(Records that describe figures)
---

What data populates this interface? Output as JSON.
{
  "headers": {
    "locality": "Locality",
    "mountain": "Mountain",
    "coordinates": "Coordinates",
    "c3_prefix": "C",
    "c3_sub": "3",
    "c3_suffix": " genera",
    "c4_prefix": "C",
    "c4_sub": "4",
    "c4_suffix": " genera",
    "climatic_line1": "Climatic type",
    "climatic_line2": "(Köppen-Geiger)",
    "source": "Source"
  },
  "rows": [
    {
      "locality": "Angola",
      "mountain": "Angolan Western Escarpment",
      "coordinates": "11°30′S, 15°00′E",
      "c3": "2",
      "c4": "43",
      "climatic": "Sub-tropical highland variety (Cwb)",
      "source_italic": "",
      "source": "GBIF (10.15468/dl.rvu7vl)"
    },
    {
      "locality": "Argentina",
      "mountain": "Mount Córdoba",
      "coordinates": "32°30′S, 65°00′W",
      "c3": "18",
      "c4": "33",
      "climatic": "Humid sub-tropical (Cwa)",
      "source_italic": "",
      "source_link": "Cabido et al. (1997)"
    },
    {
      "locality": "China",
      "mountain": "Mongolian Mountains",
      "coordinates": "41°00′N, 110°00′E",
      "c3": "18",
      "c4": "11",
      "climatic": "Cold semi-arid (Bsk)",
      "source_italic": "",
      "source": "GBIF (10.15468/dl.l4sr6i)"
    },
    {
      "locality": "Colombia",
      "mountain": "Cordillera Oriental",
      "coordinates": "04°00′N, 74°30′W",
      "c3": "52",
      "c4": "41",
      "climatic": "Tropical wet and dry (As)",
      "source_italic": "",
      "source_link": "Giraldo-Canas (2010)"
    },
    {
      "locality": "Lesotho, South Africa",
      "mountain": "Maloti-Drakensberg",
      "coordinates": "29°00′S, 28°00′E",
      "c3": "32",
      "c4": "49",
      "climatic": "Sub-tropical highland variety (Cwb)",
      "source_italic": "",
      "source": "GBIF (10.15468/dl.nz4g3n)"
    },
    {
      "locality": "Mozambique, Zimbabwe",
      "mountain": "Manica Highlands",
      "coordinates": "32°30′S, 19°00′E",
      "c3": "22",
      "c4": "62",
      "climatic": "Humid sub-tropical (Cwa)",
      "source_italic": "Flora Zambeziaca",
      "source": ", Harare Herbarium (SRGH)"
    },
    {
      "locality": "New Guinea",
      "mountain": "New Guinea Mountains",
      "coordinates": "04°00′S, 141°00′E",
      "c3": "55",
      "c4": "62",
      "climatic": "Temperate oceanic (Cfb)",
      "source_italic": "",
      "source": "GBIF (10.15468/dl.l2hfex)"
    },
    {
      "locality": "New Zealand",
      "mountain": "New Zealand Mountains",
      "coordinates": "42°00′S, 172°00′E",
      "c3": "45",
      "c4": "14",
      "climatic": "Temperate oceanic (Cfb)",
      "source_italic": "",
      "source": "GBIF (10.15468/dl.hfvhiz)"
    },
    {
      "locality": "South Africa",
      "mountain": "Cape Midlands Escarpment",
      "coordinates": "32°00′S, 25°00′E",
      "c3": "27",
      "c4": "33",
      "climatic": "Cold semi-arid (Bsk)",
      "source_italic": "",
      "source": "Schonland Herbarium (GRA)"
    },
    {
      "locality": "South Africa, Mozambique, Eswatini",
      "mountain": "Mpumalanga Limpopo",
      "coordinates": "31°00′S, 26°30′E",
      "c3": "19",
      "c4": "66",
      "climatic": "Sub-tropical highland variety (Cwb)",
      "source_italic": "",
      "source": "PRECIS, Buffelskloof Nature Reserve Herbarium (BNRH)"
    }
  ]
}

---

EXERCISE BRIEF
Extract each line of the material exactly as it stands.

SOLVED EXERCISE
What data populates this interface? Output as JSON.
{
  "headers": {
    "locality": "Locality",
    "mountain": "Mountain",
    "coordinates": "Coordinates",
    "c3_prefix": "C",
    "c3_sub": "3",
    "c3_suffix": " genera",
    "c4_prefix": "C",
    "c4_sub": "4",
    "c4_suffix": " genera",
    "climatic_line1": "Climatic type",
    "climatic_line2": "(Köppen-Geiger)",
    "source": "Source"
  },
  "rows": [
    {
      "locality": "Angola",
      "mountain": "Angolan Western Escarpment",
      "coordinates": "11°30′S, 15°00′E",
      "c3": "2",
      "c4": "43",
      "climatic": "Sub-tropical highland variety (Cwb)",
      "source_italic": "",
      "source": "GBIF (10.15468/dl.rvu7vl)"
    },
    {
      "locality": "Argentina",
      "mountain": "Mount Córdoba",
      "coordinates": "32°30′S, 65°00′W",
      "c3": "18",
      "c4": "33",
      "climatic": "Humid sub-tropical (Cwa)",
      "source_italic": "",
      "source_link": "Cabido et al. (1997)"
    },
    {
      "locality": "China",
      "mountain": "Mongolian Mountains",
      "coordinates": "41°00′N, 110°00′E",
      "c3": "18",
      "c4": "11",
      "climatic": "Cold semi-arid (Bsk)",
      "source_italic": "",
      "source": "GBIF (10.15468/dl.l4sr6i)"
    },
    {
      "locality": "Colombia",
      "mountain": "Cordillera Oriental",
      "coordinates": "04°00′N, 74°30′W",
      "c3": "52",
      "c4": "41",
      "climatic": "Tropical wet and dry (As)",
      "source_italic": "",
      "source_link": "Giraldo-Canas (2010)"
    },
    {
      "locality": "Lesotho, South Africa",
      "mountain": "Maloti-Drakensberg",
      "coordinates": "29°00′S, 28°00′E",
      "c3": "32",
      "c4": "49",
      "climatic": "Sub-tropical highland variety (Cwb)",
      "source_italic": "",
      "source": "GBIF (10.15468/dl.nz4g3n)"
    },
    {
      "locality": "Mozambique, Zimbabwe",
      "mountain": "Manica Highlands",
      "coordinates": "32°30′S, 19°00′E",
      "c3": "22",
      "c4": "62",
      "climatic": "Humid sub-tropical (Cwa)",
      "source_italic": "Flora Zambeziaca",
      "source": ", Harare Herbarium (SRGH)"
    },
    {
      "locality": "New Guinea",
      "mountain": "New Guinea Mountains",
      "coordinates": "04°00′S, 141°00′E",
      "c3": "55",
      "c4": "62",
      "climatic": "Temperate oceanic (Cfb)",
      "source_italic": "",
      "source": "GBIF (10.15468/dl.l2hfex)"
    },
    {
      "locality": "New Zealand",
      "mountain": "New Zealand Mountains",
      "coordinates": "42°00′S, 172°00′E",
      "c3": "45",
      "c4": "14",
      "climatic": "Temperate oceanic (Cfb)",
      "source_italic": "",
      "source": "GBIF (10.15468/dl.hfvhiz)"
    },
    {
      "locality": "South Africa",
      "mountain": "Cape Midlands Escarpment",
      "coordinates": "32°00′S, 25°00′E",
      "c3": "27",
      "c4": "33",
      "climatic": "Cold semi-arid (Bsk)",
      "source_italic": "",
      "source": "Schonland Herbarium (GRA)"
    },
    {
      "locality": "South Africa, Mozambique, Eswatini",
      "mountain": "Mpumalanga Limpopo",
      "coordinates": "31°00′S, 26°30′E",
      "c3": "19",
      "c4": "66",
      "climatic": "Sub-tropical highland variety (Cwb)",
      "source_italic": "",
      "source": "PRECIS, Buffelskloof Nature Reserve Herbarium (BNRH)"
    }
  ]
}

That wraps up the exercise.